### TEKS BACAAN

"Yusuf, kemasi barang-barangmu. Kita akan berangkat!"
Sosok Yusuf yang diperintah adalah keponakan dari pendekar bermata satu. Panglima tua tubuhnya tambun. Pendekar yang kemampuannya mulai menurun ini bernama Shirkuh. Saat itu bulan Desember 1168. Lebih dari duapuluh tahun sebelum pecah Perang Salib Kedua yang akan jadi peristiwa penting Kerajaan Islam merebut Kota Jerusalem.
Pemuda yang mendapat perintah itu sangat berbeda dengan pamannya. Kurus, dan ringkih. Usianya masih tergolong muda, 31 tahun. Tampan, berkulit cerah, dan punya garis wajah melankolis. Nama lengkapnya Yusuf bin Najmudin. Dari Suku Kurdi.
Pada hari itu ia ditugaskan Sultan Nuruddin untuk mengantar Shirkuh membawa pasukan Kerajaan Islam dari Damaskus menuju Mesir guna membebaskan Mesir dari serangan orang-orang Kristen. Saat itu Yusuf  begitu amat takut.

### CATATAN YANG TERSEDIA
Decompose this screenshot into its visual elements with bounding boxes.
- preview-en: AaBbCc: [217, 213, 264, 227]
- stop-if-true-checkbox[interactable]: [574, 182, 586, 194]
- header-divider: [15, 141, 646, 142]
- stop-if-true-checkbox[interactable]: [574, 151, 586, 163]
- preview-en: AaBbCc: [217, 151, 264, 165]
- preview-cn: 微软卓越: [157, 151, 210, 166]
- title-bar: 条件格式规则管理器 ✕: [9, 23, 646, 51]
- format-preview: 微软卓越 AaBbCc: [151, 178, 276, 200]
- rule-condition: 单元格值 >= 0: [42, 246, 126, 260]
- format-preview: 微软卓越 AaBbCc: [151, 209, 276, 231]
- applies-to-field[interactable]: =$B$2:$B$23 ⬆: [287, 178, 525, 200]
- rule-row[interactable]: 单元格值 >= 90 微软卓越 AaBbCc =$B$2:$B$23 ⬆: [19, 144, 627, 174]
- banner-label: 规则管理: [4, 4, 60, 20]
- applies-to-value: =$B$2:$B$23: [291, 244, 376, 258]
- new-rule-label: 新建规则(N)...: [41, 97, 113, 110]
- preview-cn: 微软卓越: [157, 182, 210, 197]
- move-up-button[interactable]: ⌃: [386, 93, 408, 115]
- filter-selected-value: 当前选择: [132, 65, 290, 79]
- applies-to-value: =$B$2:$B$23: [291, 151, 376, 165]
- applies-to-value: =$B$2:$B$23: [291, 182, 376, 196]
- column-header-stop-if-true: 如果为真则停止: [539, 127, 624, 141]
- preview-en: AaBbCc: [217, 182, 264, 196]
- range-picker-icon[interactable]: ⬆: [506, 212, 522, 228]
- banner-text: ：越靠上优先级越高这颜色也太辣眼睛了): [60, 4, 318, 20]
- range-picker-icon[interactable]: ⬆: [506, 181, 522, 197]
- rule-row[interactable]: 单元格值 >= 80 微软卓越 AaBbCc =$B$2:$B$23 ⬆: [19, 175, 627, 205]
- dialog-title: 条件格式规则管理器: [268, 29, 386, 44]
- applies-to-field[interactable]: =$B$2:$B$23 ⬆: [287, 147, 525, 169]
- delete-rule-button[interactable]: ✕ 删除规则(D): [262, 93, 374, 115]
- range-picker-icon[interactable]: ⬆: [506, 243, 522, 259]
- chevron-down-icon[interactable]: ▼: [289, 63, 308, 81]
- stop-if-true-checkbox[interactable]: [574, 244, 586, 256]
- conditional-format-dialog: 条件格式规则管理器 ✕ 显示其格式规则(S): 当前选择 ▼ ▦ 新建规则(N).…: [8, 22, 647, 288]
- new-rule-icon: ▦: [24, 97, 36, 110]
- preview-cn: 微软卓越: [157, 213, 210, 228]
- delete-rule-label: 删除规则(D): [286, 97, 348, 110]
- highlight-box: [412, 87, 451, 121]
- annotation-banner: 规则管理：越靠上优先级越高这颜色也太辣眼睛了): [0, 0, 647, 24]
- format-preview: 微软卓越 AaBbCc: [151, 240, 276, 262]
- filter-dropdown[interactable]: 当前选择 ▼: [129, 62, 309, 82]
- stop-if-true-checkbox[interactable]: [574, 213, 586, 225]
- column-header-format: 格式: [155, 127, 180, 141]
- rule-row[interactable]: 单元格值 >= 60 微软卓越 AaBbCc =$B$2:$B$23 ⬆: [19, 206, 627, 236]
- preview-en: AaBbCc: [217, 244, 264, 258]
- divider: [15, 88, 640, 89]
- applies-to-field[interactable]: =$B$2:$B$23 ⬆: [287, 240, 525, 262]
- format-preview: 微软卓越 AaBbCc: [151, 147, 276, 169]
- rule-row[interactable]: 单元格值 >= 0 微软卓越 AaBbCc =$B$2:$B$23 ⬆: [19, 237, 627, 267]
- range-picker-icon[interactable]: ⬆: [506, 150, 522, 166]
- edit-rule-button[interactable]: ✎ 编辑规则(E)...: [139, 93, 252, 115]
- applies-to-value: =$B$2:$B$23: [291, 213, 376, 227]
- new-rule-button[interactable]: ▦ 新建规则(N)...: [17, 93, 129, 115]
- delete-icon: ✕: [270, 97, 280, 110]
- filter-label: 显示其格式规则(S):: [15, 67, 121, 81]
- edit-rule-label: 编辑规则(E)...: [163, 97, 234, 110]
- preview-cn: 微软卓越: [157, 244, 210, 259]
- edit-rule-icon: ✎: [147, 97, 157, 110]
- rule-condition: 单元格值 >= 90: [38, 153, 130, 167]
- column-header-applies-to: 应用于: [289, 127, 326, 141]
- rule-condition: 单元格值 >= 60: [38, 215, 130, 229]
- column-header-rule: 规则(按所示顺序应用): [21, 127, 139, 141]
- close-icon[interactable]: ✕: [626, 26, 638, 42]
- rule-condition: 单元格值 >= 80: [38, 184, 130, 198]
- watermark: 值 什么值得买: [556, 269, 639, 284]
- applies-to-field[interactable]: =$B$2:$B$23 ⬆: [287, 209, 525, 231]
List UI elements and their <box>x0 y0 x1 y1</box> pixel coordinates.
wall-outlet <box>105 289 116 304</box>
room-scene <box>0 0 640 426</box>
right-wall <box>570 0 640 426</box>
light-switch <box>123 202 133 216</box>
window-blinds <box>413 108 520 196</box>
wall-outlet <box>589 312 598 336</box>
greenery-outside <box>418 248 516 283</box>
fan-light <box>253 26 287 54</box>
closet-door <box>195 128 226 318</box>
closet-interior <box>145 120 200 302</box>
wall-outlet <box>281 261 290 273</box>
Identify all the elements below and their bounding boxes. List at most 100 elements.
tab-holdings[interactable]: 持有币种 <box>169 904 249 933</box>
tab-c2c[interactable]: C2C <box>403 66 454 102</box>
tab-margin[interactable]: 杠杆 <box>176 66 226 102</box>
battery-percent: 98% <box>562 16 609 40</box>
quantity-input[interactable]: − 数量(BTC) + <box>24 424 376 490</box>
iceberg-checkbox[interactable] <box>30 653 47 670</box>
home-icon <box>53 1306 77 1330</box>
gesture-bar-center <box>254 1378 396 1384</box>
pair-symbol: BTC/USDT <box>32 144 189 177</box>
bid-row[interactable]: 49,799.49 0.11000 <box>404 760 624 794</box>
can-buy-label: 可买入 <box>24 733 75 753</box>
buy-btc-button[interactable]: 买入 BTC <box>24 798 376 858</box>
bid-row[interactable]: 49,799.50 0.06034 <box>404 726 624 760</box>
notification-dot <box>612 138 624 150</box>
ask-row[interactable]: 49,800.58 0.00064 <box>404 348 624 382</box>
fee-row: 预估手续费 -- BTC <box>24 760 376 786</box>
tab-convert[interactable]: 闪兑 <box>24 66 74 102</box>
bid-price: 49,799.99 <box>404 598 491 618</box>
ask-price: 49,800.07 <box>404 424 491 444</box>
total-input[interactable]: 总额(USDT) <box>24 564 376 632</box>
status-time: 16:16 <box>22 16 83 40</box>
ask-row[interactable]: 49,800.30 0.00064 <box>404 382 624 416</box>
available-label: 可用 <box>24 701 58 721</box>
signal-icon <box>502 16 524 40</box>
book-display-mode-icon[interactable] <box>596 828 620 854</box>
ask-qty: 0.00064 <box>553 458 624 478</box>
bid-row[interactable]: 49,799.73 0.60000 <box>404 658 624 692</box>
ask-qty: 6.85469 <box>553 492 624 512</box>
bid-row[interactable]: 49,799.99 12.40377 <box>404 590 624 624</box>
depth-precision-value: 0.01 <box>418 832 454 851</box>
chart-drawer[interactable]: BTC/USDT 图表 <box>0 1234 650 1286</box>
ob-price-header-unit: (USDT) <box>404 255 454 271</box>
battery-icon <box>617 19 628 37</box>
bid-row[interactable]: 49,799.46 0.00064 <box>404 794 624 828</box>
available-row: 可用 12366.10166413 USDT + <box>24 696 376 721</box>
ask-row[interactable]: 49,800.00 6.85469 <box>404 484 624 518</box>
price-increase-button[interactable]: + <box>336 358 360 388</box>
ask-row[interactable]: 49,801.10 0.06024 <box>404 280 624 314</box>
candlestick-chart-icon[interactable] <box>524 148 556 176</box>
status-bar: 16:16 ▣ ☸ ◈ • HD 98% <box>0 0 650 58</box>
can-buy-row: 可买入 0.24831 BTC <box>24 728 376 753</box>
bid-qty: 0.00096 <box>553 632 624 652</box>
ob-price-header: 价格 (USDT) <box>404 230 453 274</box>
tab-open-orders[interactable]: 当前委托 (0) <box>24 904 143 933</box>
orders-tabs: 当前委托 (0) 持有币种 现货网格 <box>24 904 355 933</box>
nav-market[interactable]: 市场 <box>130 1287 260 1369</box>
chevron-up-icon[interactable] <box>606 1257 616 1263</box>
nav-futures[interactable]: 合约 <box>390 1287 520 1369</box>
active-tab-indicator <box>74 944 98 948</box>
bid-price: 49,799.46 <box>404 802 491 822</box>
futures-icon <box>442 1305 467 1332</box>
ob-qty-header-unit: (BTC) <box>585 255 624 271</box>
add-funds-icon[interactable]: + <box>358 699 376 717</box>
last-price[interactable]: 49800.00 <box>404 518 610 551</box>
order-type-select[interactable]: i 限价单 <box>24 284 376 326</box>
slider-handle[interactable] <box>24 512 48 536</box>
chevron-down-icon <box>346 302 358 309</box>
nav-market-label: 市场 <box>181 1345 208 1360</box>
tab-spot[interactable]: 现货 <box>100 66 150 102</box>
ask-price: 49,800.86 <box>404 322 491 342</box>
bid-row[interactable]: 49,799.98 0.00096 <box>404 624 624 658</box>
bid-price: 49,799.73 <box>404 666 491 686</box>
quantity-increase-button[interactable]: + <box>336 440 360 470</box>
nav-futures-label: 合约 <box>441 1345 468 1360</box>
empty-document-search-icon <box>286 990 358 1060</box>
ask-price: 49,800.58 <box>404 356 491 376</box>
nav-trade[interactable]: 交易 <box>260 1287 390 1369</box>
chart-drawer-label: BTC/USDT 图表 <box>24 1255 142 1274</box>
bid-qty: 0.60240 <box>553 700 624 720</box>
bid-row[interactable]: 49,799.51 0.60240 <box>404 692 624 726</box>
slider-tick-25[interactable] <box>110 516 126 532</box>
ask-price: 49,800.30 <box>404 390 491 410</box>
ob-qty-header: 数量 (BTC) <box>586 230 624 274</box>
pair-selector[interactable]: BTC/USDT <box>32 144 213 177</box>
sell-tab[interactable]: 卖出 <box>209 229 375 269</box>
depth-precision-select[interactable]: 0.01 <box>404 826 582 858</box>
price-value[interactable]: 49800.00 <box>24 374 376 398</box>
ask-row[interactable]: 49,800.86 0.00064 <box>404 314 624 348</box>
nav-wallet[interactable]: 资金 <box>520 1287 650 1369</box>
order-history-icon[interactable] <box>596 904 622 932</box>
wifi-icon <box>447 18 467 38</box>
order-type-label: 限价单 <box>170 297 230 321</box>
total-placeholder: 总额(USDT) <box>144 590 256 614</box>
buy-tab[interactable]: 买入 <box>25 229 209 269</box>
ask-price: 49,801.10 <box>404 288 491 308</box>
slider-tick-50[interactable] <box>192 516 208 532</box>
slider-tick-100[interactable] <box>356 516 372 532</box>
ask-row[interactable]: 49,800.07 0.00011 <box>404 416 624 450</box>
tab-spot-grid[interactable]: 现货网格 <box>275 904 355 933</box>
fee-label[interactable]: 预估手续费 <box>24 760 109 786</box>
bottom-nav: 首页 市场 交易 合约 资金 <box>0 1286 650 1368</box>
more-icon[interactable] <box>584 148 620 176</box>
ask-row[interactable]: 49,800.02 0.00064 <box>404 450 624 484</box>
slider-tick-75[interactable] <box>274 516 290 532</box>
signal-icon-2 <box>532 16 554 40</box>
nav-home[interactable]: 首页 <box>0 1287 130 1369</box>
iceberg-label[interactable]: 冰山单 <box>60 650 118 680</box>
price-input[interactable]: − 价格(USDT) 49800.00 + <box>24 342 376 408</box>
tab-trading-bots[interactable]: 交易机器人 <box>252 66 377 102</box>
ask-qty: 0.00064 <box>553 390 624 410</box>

### SOAL TUGAS A
Tentukan apakah setiap pernyataan berikut sesuai dengan teks tentang Yusuf bin Najmudin. Jawab ya atau tidak, lalu kutip kata-kata penentunya dari teks: (i) Yusuf berusia 31 tahun; (ii) Yusuf bertubuh kekar dan kuat; (iii) pasukan Kerajaan Islam dibawa dari Mesir menuju Damaskus.
### SOAL TUGAS B
Ubah catatan menjadi daftar JSON berisi string, satu string untuk setiap baris, tanpa baris kosong. Mulailah dari awal catatan dan lanjutkan hingga baris yang memuat "- move-up-button[interactable]: ⌃: [386, 93, 408, 115]".
Teks dan catatan ini tidak berhubungan satu sama lain.

### JAWABAN TUGAS A
(i) Ya: "Usianya masih tergolong muda, 31 tahun."
(ii) Tidak: "Kurus, dan ringkih."
(iii) Tidak: "dari Damaskus menuju Mesir"

### JAWABAN TUGAS B
[
  "Decompose this screenshot into its visual elements with bounding boxes.",
  "- preview-en: AaBbCc: [217, 213, 264, 227]",
  "- stop-if-true-checkbox[interactable]: [574, 182, 586, 194]",
  "- header-divider: [15, 141, 646, 142]",
  "- stop-if-true-checkbox[interactable]: [574, 151, 586, 163]",
  "- preview-en: AaBbCc: [217, 151, 264, 165]",
  "- preview-cn: 微软卓越: [157, 151, 210, 166]",
  "- title-bar: 条件格式规则管理器 ✕: [9, 23, 646, 51]",
  "- format-preview: 微软卓越 AaBbCc: [151, 178, 276, 200]",
  "- rule-condition: 单元格值 >= 0: [42, 246, 126, 260]",
  "- format-preview: 微软卓越 AaBbCc: [151, 209, 276, 231]",
  "- applies-to-field[interactable]: =$B$2:$B$23 ⬆: [287, 178, 525, 200]",
  "- rule-row[interactable]: 单元格值 >= 90 微软卓越 AaBbCc =$B$2:$B$23 ⬆: [19, 144, 627, 174]",
  "- banner-label: 规则管理: [4, 4, 60, 20]",
  "- applies-to-value: =$B$2:$B$23: [291, 244, 376, 258]",
  "- new-rule-label: 新建规则(N)...: [41, 97, 113, 110]",
  "- preview-cn: 微软卓越: [157, 182, 210, 197]",
  "- move-up-button[interactable]: ⌃: [386, 93, 408, 115]"
]